Given problem
Copy every record below, exactly as written.

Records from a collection
▽

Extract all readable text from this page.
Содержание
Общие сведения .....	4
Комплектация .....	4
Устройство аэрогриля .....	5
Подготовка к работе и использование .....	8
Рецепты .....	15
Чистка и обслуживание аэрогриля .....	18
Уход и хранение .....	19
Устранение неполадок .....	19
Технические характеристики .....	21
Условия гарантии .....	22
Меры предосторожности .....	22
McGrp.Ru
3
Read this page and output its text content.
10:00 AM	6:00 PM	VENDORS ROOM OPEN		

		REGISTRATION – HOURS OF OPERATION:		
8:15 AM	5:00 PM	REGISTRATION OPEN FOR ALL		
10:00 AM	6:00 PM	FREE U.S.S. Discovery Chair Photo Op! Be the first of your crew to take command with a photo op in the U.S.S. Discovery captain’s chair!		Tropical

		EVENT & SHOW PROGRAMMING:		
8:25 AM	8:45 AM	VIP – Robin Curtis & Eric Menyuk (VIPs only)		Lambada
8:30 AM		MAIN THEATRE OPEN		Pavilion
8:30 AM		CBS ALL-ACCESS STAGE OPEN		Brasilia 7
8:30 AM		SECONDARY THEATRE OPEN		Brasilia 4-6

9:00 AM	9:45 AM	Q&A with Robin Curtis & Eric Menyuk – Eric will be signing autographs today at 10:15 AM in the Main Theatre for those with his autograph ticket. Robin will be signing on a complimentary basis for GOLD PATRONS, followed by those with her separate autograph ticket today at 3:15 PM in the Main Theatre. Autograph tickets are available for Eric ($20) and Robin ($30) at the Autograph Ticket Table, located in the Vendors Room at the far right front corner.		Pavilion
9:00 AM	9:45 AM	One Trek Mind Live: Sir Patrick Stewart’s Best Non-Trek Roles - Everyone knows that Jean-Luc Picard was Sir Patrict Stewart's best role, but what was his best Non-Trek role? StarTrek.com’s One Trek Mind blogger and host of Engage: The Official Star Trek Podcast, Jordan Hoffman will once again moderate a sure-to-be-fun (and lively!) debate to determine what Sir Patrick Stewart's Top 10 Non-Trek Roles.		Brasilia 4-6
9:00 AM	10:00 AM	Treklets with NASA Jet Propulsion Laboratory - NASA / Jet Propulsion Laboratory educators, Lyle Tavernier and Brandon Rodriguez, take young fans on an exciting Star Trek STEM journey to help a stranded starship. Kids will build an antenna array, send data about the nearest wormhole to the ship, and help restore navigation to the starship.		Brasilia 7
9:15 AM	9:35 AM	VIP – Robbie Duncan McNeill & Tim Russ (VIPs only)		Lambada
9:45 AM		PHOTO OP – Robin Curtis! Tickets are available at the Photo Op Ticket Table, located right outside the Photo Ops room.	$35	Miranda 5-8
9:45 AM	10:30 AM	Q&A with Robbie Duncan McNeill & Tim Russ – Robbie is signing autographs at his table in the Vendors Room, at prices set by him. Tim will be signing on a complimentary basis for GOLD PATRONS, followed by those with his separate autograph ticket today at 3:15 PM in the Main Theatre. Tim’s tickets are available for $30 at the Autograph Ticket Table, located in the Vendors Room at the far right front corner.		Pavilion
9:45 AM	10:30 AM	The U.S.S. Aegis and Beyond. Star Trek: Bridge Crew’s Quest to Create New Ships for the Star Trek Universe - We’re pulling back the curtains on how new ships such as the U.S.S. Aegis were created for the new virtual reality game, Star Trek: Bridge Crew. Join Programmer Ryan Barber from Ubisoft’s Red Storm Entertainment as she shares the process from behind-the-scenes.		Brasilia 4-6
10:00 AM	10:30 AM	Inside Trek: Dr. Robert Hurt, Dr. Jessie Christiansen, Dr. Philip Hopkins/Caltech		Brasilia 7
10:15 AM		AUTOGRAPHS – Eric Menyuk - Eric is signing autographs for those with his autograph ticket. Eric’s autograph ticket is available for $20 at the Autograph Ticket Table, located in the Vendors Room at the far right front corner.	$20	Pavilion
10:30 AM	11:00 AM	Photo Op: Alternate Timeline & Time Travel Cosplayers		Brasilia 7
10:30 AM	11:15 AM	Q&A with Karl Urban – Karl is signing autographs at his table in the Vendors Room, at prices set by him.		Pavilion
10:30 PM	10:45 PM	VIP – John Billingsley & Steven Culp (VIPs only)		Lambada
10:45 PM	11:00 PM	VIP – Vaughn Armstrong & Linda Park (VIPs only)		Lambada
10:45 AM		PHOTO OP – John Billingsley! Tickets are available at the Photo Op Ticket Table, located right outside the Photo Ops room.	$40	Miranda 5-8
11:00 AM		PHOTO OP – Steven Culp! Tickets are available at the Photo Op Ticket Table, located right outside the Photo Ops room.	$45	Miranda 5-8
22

△

Output below
Extract all readable text from this page.
Содержание
Общие сведения .....	4
Комплектация .....	4
Устройство аэрогриля .....	5
Подготовка к работе и использование .....	8
Рецепты .....	15
Чистка и обслуживание аэрогриля .....	18
Уход и хранение .....	19
Устранение неполадок .....	19
Технические характеристики .....	21
Условия гарантии .....	22
Меры предосторожности .....	22
McGrp.Ru
3
Read this page and output its text content.
10:00 AM	6:00 PM	VENDORS ROOM OPEN		

		REGISTRATION – HOURS OF OPERATION:		
8:15 AM	5:00 PM	REGISTRATION OPEN FOR ALL		
10:00 AM	6:00 PM	FREE U.S.S. Discovery Chair Photo Op! Be the first of your crew to take command with a photo op in the U.S.S. Discovery captain’s chair!		Tropical

		EVENT & SHOW PROGRAMMING:		
8:25 AM	8:45 AM	VIP – Robin Curtis & Eric Menyuk (VIPs only)		Lambada
8:30 AM		MAIN THEATRE OPEN		Pavilion
8:30 AM		CBS ALL-ACCESS STAGE OPEN		Brasilia 7
8:30 AM		SECONDARY THEATRE OPEN		Brasilia 4-6

9:00 AM	9:45 AM	Q&A with Robin Curtis & Eric Menyuk – Eric will be signing autographs today at 10:15 AM in the Main Theatre for those with his autograph ticket. Robin will be signing on a complimentary basis for GOLD PATRONS, followed by those with her separate autograph ticket today at 3:15 PM in the Main Theatre. Autograph tickets are available for Eric ($20) and Robin ($30) at the Autograph Ticket Table, located in the Vendors Room at the far right front corner.		Pavilion
9:00 AM	9:45 AM	One Trek Mind Live: Sir Patrick Stewart’s Best Non-Trek Roles - Everyone knows that Jean-Luc Picard was Sir Patrict Stewart's best role, but what was his best Non-Trek role? StarTrek.com’s One Trek Mind blogger and host of Engage: The Official Star Trek Podcast, Jordan Hoffman will once again moderate a sure-to-be-fun (and lively!) debate to determine what Sir Patrick Stewart's Top 10 Non-Trek Roles.		Brasilia 4-6
9:00 AM	10:00 AM	Treklets with NASA Jet Propulsion Laboratory - NASA / Jet Propulsion Laboratory educators, Lyle Tavernier and Brandon Rodriguez, take young fans on an exciting Star Trek STEM journey to help a stranded starship. Kids will build an antenna array, send data about the nearest wormhole to the ship, and help restore navigation to the starship.		Brasilia 7
9:15 AM	9:35 AM	VIP – Robbie Duncan McNeill & Tim Russ (VIPs only)		Lambada
9:45 AM		PHOTO OP – Robin Curtis! Tickets are available at the Photo Op Ticket Table, located right outside the Photo Ops room.	$35	Miranda 5-8
9:45 AM	10:30 AM	Q&A with Robbie Duncan McNeill & Tim Russ – Robbie is signing autographs at his table in the Vendors Room, at prices set by him. Tim will be signing on a complimentary basis for GOLD PATRONS, followed by those with his separate autograph ticket today at 3:15 PM in the Main Theatre. Tim’s tickets are available for $30 at the Autograph Ticket Table, located in the Vendors Room at the far right front corner.		Pavilion
9:45 AM	10:30 AM	The U.S.S. Aegis and Beyond. Star Trek: Bridge Crew’s Quest to Create New Ships for the Star Trek Universe - We’re pulling back the curtains on how new ships such as the U.S.S. Aegis were created for the new virtual reality game, Star Trek: Bridge Crew. Join Programmer Ryan Barber from Ubisoft’s Red Storm Entertainment as she shares the process from behind-the-scenes.		Brasilia 4-6
10:00 AM	10:30 AM	Inside Trek: Dr. Robert Hurt, Dr. Jessie Christiansen, Dr. Philip Hopkins/Caltech		Brasilia 7
10:15 AM		AUTOGRAPHS – Eric Menyuk - Eric is signing autographs for those with his autograph ticket. Eric’s autograph ticket is available for $20 at the Autograph Ticket Table, located in the Vendors Room at the far right front corner.	$20	Pavilion
10:30 AM	11:00 AM	Photo Op: Alternate Timeline & Time Travel Cosplayers		Brasilia 7
10:30 AM	11:15 AM	Q&A with Karl Urban – Karl is signing autographs at his table in the Vendors Room, at prices set by him.		Pavilion
10:30 PM	10:45 PM	VIP – John Billingsley & Steven Culp (VIPs only)		Lambada
10:45 PM	11:00 PM	VIP – Vaughn Armstrong & Linda Park (VIPs only)		Lambada
10:45 AM		PHOTO OP – John Billingsley! Tickets are available at the Photo Op Ticket Table, located right outside the Photo Ops room.	$40	Miranda 5-8
11:00 AM		PHOTO OP – Steven Culp! Tickets are available at the Photo Op Ticket Table, located right outside the Photo Ops room.	$45	Miranda 5-8
22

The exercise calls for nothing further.